*Exercise task*
Find all the lines with "COOKE" and gather them.

*Input records*
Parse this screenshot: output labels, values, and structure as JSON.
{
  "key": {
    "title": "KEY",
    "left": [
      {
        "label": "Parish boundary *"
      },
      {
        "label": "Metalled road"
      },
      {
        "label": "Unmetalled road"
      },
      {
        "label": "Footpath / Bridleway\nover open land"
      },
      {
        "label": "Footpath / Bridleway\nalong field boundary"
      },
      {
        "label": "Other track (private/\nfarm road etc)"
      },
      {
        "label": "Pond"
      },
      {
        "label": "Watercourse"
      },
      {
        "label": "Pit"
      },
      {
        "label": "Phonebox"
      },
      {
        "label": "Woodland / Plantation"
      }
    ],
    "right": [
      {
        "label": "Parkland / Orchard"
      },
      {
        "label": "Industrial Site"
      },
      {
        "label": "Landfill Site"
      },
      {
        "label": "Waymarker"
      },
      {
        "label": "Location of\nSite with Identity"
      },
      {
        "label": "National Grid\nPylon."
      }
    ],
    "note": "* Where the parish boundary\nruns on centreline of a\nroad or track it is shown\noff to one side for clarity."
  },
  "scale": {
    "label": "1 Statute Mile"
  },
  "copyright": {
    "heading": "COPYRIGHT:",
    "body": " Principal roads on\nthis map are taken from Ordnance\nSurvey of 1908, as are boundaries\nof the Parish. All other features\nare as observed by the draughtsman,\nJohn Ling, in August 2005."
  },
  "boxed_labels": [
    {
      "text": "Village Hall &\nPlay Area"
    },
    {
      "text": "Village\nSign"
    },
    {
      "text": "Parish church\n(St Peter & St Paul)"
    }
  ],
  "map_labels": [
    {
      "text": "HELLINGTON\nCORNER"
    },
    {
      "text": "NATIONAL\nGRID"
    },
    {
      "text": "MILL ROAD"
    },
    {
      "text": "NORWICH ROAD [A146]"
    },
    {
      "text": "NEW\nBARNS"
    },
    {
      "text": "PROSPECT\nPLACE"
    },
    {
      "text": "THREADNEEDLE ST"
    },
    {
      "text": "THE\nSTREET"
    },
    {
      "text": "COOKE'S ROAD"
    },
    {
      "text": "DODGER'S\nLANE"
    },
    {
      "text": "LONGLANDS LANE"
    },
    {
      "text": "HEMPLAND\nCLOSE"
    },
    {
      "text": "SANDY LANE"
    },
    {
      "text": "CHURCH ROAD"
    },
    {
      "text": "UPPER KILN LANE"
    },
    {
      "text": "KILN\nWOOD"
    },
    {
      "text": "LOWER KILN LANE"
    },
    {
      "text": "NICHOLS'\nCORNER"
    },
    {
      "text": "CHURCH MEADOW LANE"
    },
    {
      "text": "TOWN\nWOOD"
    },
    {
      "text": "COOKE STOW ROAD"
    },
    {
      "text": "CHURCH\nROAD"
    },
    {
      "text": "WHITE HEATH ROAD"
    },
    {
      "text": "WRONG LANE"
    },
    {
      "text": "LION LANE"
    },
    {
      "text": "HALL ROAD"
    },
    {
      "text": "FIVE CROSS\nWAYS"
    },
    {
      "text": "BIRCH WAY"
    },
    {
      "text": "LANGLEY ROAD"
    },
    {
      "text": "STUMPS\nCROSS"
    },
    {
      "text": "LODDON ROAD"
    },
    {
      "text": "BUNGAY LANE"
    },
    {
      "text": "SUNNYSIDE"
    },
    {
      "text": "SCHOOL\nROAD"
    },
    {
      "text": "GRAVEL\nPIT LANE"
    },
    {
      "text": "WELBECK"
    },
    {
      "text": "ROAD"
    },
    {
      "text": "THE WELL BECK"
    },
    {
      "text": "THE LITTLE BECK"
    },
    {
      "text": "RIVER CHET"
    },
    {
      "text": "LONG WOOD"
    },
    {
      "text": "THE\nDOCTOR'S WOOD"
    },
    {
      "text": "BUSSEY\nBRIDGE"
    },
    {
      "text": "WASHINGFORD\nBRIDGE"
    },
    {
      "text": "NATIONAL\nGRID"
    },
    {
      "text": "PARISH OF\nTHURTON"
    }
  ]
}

*Expected answer*
      "text": "COOKE'S ROAD"
      "text": "COOKE STOW ROAD"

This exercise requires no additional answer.